Task to carry out: Lines that hold the word "AUSTRALIAN" should be located and copied.

--------

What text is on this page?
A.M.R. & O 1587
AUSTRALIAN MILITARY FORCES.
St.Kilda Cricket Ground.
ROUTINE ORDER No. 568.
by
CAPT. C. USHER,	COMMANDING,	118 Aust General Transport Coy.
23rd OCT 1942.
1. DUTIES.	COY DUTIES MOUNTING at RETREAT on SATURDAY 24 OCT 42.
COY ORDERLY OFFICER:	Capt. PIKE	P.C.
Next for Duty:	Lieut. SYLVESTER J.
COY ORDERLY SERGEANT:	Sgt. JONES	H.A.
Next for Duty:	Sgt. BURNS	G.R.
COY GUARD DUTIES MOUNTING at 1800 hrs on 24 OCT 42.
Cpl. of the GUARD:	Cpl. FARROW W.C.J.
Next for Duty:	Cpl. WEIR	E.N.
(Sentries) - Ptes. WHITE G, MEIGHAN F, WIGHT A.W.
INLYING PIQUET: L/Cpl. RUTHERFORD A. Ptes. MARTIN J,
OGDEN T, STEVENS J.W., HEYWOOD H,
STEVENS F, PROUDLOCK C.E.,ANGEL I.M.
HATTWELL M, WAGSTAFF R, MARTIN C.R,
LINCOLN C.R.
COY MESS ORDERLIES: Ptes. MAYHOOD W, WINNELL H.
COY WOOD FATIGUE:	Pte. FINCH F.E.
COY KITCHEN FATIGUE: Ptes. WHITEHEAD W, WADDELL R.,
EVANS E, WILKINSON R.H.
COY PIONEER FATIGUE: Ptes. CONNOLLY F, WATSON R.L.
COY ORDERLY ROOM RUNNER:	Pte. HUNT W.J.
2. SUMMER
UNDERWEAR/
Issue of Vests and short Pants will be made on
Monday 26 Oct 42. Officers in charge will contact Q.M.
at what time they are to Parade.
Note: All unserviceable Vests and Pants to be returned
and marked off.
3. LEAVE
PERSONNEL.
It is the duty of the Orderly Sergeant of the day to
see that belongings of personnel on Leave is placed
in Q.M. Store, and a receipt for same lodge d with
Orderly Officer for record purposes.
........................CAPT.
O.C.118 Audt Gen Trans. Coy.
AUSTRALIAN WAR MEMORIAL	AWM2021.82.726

--------

Finished answer:
AUSTRALIAN MILITARY FORCES.
AUSTRALIAN WAR MEMORIAL	AWM2021.82.726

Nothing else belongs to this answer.